*** Supplied data

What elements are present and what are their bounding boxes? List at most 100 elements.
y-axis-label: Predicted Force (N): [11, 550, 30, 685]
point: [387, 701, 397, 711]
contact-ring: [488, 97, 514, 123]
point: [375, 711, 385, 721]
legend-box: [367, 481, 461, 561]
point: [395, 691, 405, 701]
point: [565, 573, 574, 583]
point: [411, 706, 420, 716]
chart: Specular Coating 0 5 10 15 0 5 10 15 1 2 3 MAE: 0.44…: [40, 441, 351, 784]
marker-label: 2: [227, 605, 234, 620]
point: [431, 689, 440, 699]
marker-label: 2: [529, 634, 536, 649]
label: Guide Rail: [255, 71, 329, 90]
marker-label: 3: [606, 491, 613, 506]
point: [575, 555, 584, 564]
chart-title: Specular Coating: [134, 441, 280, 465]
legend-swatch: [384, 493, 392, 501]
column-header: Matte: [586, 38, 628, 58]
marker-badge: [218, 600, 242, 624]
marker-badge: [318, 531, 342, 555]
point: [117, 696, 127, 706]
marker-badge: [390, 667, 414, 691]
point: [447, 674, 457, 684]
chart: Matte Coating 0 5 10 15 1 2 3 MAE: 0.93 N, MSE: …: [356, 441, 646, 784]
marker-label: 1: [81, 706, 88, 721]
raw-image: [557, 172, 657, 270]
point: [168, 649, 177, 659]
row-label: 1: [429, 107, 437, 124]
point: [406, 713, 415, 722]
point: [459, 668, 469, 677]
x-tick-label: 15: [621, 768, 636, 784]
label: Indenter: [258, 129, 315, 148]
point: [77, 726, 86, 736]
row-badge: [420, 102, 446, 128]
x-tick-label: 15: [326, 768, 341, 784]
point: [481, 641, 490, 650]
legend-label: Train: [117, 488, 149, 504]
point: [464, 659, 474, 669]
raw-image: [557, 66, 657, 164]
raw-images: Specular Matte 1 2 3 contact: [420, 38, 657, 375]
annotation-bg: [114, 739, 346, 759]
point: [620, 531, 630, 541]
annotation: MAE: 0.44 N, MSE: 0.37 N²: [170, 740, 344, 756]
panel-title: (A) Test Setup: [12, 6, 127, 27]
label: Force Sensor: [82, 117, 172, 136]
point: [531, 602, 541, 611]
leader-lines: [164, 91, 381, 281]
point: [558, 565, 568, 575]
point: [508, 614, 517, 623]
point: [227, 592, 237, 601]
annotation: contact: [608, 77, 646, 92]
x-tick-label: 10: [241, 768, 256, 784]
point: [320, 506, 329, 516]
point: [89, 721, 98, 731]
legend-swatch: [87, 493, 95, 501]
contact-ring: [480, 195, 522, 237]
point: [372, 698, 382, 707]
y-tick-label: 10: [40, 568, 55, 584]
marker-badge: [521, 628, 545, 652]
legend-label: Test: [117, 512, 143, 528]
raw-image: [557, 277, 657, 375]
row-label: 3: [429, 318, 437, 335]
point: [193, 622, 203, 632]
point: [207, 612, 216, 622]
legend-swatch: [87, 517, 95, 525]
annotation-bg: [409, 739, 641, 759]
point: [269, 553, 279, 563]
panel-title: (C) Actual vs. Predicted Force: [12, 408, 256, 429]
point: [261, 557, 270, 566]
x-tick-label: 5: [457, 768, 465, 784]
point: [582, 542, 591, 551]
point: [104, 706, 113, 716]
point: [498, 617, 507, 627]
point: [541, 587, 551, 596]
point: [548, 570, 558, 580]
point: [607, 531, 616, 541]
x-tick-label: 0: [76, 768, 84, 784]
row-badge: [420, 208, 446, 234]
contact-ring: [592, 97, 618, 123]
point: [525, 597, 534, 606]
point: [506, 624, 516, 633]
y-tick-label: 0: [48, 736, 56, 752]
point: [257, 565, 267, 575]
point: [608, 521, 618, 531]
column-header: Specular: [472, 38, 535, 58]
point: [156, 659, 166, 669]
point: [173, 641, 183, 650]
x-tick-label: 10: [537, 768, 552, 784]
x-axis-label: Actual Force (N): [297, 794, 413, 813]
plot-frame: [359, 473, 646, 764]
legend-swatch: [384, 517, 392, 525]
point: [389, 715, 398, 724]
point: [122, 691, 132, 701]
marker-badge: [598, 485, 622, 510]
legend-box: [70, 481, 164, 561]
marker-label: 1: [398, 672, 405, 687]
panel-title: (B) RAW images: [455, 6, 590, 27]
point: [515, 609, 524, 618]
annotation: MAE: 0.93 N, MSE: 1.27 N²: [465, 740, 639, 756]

******
*** Supplied data

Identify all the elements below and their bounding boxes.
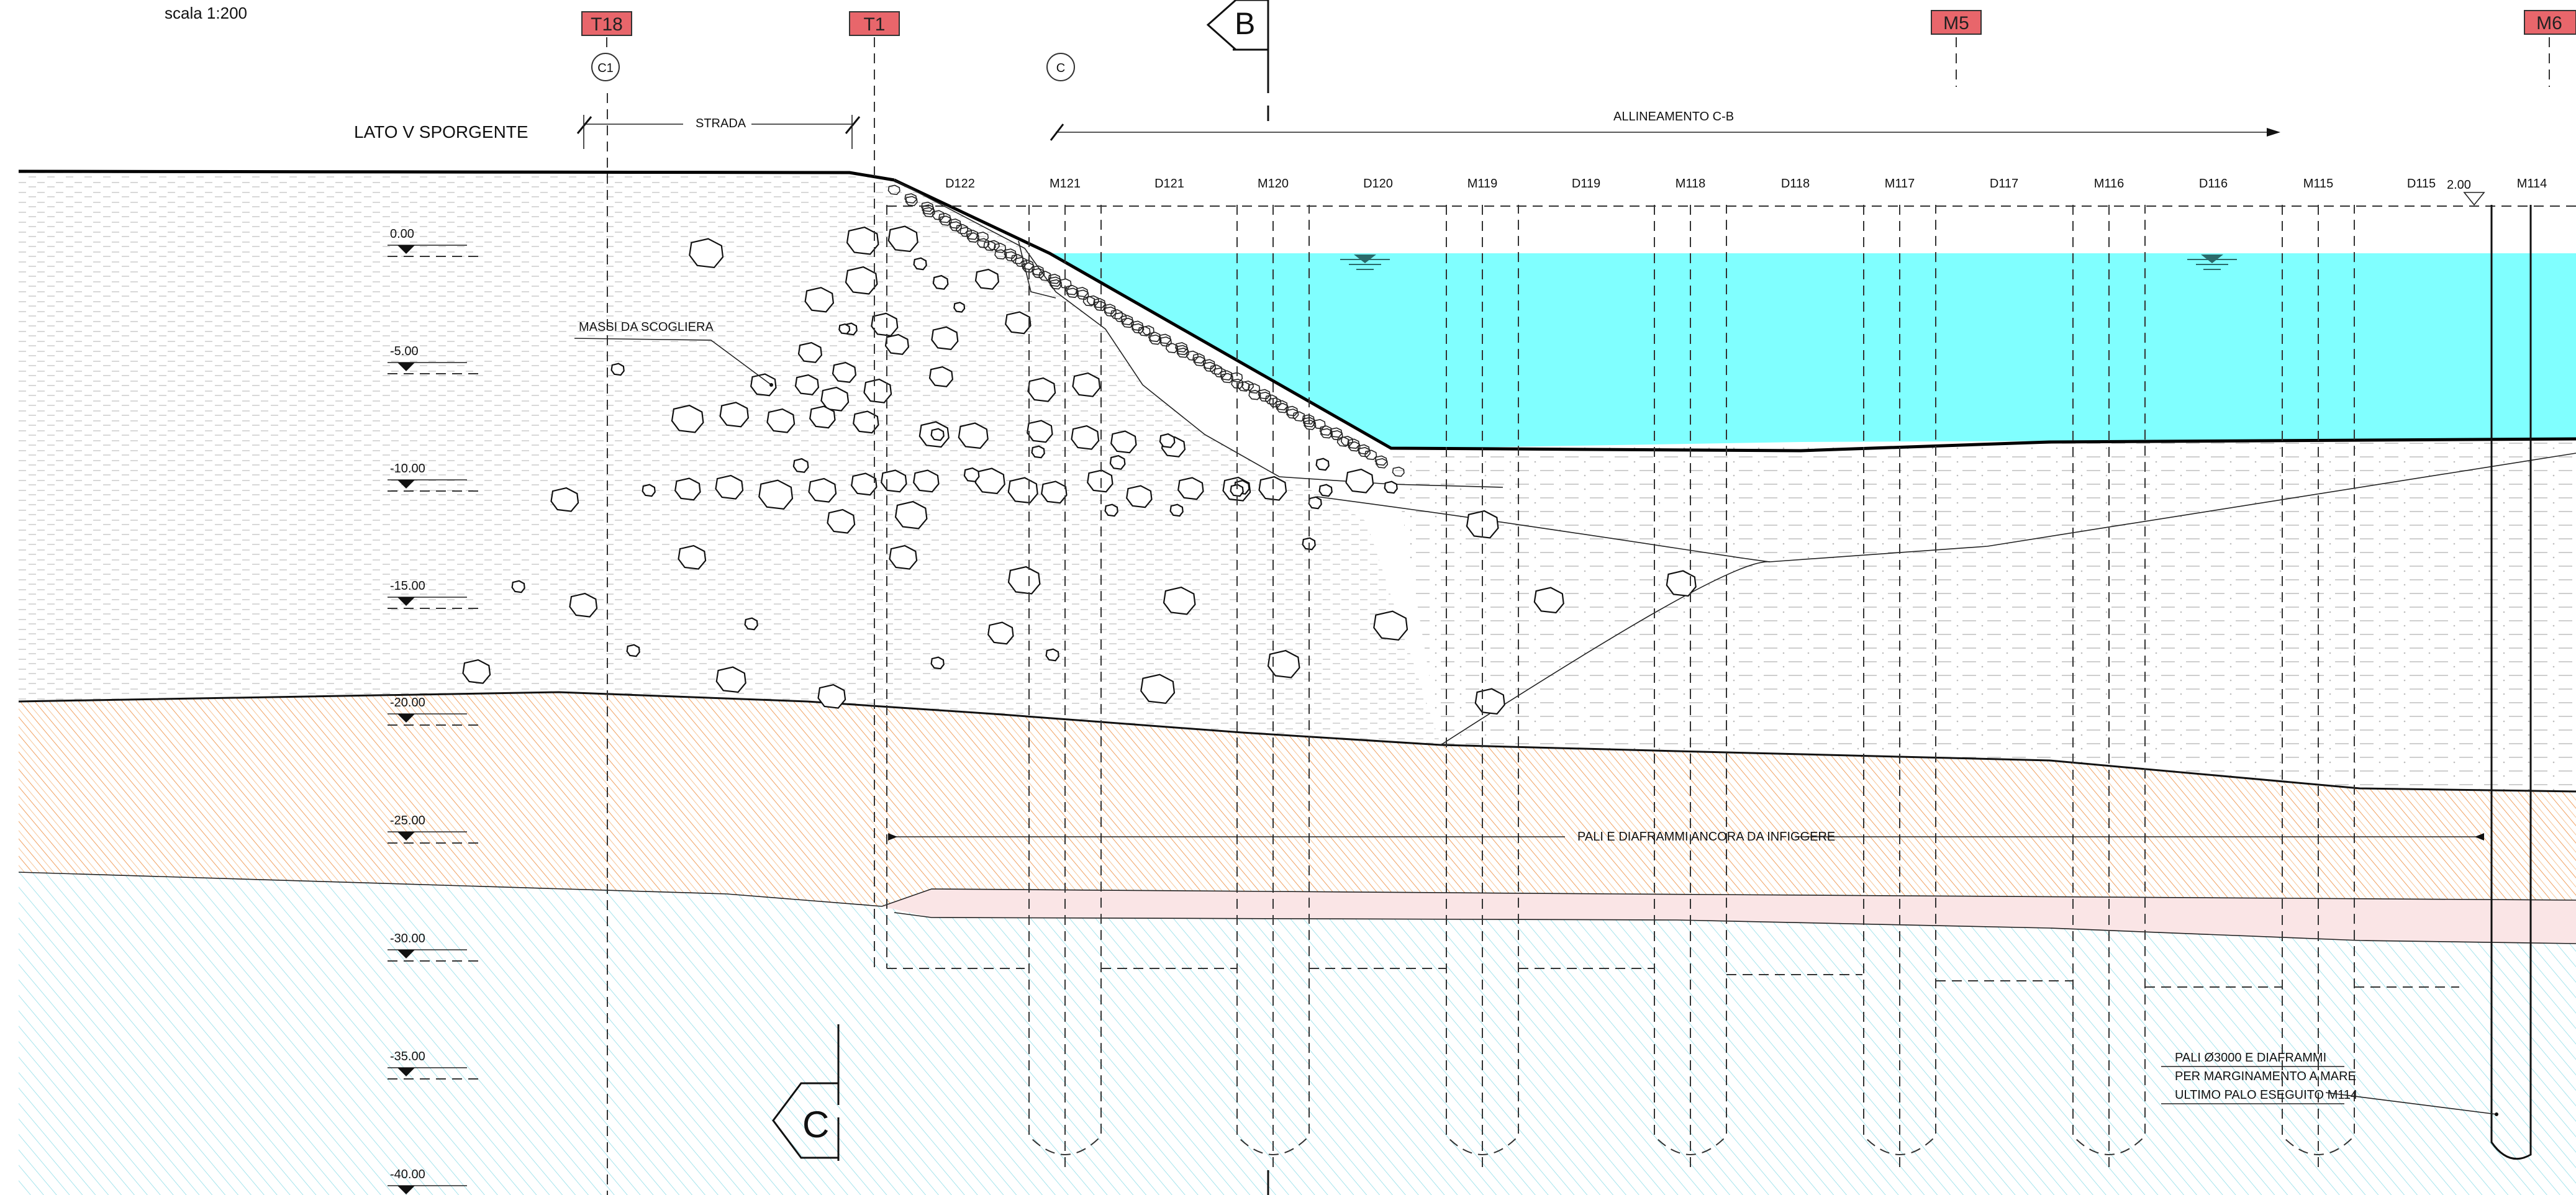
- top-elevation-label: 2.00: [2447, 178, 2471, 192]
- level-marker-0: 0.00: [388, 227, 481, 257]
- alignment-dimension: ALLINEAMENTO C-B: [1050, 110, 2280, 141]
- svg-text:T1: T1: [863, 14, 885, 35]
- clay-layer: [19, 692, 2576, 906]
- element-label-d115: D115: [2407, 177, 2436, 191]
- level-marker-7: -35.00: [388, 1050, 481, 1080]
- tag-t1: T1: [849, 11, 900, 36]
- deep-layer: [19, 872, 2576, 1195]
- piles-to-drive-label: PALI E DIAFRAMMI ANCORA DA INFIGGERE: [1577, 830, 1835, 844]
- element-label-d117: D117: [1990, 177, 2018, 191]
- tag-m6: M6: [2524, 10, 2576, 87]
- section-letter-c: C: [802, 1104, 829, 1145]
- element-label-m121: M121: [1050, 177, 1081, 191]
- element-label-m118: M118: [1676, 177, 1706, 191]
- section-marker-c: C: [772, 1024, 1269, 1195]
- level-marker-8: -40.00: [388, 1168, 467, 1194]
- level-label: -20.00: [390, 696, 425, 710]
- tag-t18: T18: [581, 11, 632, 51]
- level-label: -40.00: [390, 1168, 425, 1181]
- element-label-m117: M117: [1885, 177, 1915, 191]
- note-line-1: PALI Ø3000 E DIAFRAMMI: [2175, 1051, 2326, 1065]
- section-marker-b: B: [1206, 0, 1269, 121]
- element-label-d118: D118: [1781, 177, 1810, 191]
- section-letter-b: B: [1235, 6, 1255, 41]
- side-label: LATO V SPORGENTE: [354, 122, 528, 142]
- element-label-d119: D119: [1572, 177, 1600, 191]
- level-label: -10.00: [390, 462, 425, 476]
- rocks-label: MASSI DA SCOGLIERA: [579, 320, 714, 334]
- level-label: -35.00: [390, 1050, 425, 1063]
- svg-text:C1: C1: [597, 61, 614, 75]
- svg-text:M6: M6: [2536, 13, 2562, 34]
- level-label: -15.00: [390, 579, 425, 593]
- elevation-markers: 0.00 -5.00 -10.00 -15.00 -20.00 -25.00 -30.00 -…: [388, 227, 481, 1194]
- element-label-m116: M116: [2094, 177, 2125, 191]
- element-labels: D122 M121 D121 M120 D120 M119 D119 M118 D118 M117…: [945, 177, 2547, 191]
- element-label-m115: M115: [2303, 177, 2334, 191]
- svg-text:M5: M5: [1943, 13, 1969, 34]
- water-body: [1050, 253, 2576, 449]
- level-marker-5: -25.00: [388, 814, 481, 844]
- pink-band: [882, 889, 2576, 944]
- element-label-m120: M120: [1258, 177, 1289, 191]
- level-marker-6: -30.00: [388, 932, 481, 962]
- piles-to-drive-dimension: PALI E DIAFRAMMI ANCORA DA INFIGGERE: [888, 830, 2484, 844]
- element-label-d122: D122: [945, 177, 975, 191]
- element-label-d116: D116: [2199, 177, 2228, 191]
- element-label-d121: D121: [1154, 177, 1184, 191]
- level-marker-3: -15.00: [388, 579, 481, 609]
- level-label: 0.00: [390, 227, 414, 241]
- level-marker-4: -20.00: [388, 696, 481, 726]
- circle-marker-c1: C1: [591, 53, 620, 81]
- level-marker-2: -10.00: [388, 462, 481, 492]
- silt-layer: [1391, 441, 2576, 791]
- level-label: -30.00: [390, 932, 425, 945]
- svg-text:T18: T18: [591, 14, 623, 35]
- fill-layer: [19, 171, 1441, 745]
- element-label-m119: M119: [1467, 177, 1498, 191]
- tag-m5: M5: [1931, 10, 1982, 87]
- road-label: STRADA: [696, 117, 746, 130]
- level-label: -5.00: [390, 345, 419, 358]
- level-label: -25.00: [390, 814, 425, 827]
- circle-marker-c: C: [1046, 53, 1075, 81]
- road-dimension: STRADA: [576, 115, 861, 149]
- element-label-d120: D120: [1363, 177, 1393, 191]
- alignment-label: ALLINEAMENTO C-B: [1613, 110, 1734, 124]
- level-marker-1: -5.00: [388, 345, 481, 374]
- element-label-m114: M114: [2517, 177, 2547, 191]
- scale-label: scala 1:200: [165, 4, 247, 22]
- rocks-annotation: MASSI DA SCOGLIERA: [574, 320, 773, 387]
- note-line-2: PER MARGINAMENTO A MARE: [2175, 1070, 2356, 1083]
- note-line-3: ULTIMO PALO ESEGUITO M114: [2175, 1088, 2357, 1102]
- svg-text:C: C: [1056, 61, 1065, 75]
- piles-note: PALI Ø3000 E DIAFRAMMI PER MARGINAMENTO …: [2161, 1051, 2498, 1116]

******
*** Supplied data

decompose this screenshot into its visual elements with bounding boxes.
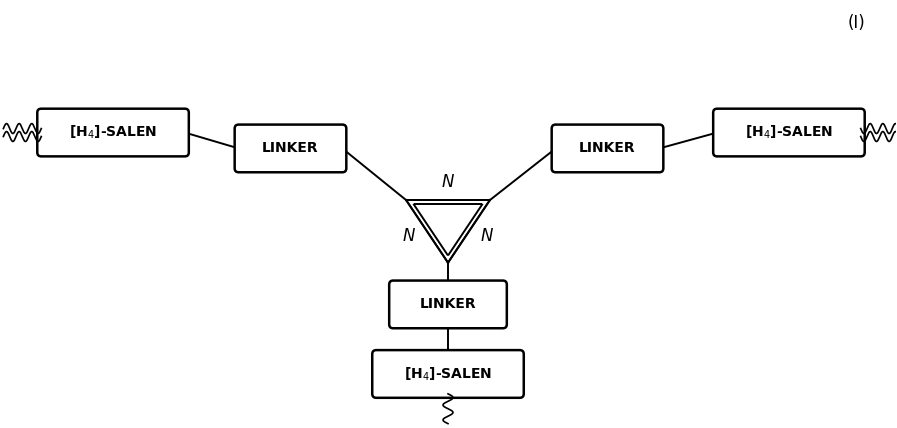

******

Copy the items word for word, starting at the line that contains "Identify all the" and ending at the line that contains "- level-marker-7: -35.00: [388, 1050, 481, 1080]". Leave the pictures out of your answer.

Solution to this exercise —
Identify all the elements below and their bounding boxes.
- top-elevation-label: 2.00: [2447, 178, 2471, 192]
- level-marker-0: 0.00: [388, 227, 481, 257]
- alignment-dimension: ALLINEAMENTO C-B: [1050, 110, 2280, 141]
- svg-text:T1: T1: [863, 14, 885, 35]
- clay-layer: [19, 692, 2576, 906]
- element-label-d115: D115: [2407, 177, 2436, 191]
- level-marker-7: -35.00: [388, 1050, 481, 1080]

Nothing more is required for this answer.